*WORK TO DO:*
Here are some records. Copy each one exactly.

>>>

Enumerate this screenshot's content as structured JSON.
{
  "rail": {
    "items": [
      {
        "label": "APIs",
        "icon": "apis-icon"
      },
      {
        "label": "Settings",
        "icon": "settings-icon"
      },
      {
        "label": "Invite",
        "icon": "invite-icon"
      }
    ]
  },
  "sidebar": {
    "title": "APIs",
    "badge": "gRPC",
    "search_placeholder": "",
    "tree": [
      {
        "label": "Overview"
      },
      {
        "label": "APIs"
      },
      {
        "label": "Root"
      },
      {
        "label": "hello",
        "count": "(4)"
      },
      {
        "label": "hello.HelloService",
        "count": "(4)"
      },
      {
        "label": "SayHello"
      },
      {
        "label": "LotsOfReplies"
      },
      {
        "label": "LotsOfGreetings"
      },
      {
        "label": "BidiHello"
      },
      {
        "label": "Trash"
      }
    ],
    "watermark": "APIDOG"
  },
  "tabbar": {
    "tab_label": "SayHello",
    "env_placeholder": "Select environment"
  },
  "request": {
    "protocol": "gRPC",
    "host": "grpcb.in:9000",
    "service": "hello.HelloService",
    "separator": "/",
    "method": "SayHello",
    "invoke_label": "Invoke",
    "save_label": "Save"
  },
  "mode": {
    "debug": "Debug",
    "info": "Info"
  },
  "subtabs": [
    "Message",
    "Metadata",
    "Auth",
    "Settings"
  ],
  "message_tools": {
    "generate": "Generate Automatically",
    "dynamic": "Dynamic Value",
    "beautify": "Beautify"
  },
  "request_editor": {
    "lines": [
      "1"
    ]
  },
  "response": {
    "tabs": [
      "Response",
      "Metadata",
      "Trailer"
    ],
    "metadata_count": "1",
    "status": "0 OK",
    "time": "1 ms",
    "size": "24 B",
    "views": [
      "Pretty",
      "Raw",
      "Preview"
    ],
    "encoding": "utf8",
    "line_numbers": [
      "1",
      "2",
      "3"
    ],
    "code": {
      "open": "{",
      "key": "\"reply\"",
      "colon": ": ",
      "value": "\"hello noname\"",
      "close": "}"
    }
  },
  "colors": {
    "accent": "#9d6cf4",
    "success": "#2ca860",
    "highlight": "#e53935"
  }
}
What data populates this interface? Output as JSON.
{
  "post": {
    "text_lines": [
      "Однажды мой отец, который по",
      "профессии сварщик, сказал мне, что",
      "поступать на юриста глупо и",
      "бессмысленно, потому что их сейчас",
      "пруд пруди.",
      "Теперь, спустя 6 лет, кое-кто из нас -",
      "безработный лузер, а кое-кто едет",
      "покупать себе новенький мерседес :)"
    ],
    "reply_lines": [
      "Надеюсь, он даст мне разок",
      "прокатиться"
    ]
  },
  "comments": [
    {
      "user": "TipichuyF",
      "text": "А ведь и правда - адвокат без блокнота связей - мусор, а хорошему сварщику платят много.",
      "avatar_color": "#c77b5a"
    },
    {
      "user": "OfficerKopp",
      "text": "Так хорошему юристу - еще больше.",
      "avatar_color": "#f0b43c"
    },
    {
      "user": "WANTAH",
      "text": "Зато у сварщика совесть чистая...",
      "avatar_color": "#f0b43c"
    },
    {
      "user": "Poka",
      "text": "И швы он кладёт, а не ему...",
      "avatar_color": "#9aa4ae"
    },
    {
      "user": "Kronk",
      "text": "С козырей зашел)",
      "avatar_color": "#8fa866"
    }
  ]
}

<<<

*ANSWER TO THIS PROBLEM:*
Enumerate this screenshot's content as structured JSON.
{
  "rail": {
    "items": [
      {
        "label": "APIs",
        "icon": "apis-icon"
      },
      {
        "label": "Settings",
        "icon": "settings-icon"
      },
      {
        "label": "Invite",
        "icon": "invite-icon"
      }
    ]
  },
  "sidebar": {
    "title": "APIs",
    "badge": "gRPC",
    "search_placeholder": "",
    "tree": [
      {
        "label": "Overview"
      },
      {
        "label": "APIs"
      },
      {
        "label": "Root"
      },
      {
        "label": "hello",
        "count": "(4)"
      },
      {
        "label": "hello.HelloService",
        "count": "(4)"
      },
      {
        "label": "SayHello"
      },
      {
        "label": "LotsOfReplies"
      },
      {
        "label": "LotsOfGreetings"
      },
      {
        "label": "BidiHello"
      },
      {
        "label": "Trash"
      }
    ],
    "watermark": "APIDOG"
  },
  "tabbar": {
    "tab_label": "SayHello",
    "env_placeholder": "Select environment"
  },
  "request": {
    "protocol": "gRPC",
    "host": "grpcb.in:9000",
    "service": "hello.HelloService",
    "separator": "/",
    "method": "SayHello",
    "invoke_label": "Invoke",
    "save_label": "Save"
  },
  "mode": {
    "debug": "Debug",
    "info": "Info"
  },
  "subtabs": [
    "Message",
    "Metadata",
    "Auth",
    "Settings"
  ],
  "message_tools": {
    "generate": "Generate Automatically",
    "dynamic": "Dynamic Value",
    "beautify": "Beautify"
  },
  "request_editor": {
    "lines": [
      "1"
    ]
  },
  "response": {
    "tabs": [
      "Response",
      "Metadata",
      "Trailer"
    ],
    "metadata_count": "1",
    "status": "0 OK",
    "time": "1 ms",
    "size": "24 B",
    "views": [
      "Pretty",
      "Raw",
      "Preview"
    ],
    "encoding": "utf8",
    "line_numbers": [
      "1",
      "2",
      "3"
    ],
    "code": {
      "open": "{",
      "key": "\"reply\"",
      "colon": ": ",
      "value": "\"hello noname\"",
      "close": "}"
    }
  },
  "colors": {
    "accent": "#9d6cf4",
    "success": "#2ca860",
    "highlight": "#e53935"
  }
}
What data populates this interface? Output as JSON.
{
  "post": {
    "text_lines": [
      "Однажды мой отец, который по",
      "профессии сварщик, сказал мне, что",
      "поступать на юриста глупо и",
      "бессмысленно, потому что их сейчас",
      "пруд пруди.",
      "Теперь, спустя 6 лет, кое-кто из нас -",
      "безработный лузер, а кое-кто едет",
      "покупать себе новенький мерседес :)"
    ],
    "reply_lines": [
      "Надеюсь, он даст мне разок",
      "прокатиться"
    ]
  },
  "comments": [
    {
      "user": "TipichuyF",
      "text": "А ведь и правда - адвокат без блокнота связей - мусор, а хорошему сварщику платят много.",
      "avatar_color": "#c77b5a"
    },
    {
      "user": "OfficerKopp",
      "text": "Так хорошему юристу - еще больше.",
      "avatar_color": "#f0b43c"
    },
    {
      "user": "WANTAH",
      "text": "Зато у сварщика совесть чистая...",
      "avatar_color": "#f0b43c"
    },
    {
      "user": "Poka",
      "text": "И швы он кладёт, а не ему...",
      "avatar_color": "#9aa4ae"
    },
    {
      "user": "Kronk",
      "text": "С козырей зашел)",
      "avatar_color": "#8fa866"
    }
  ]
}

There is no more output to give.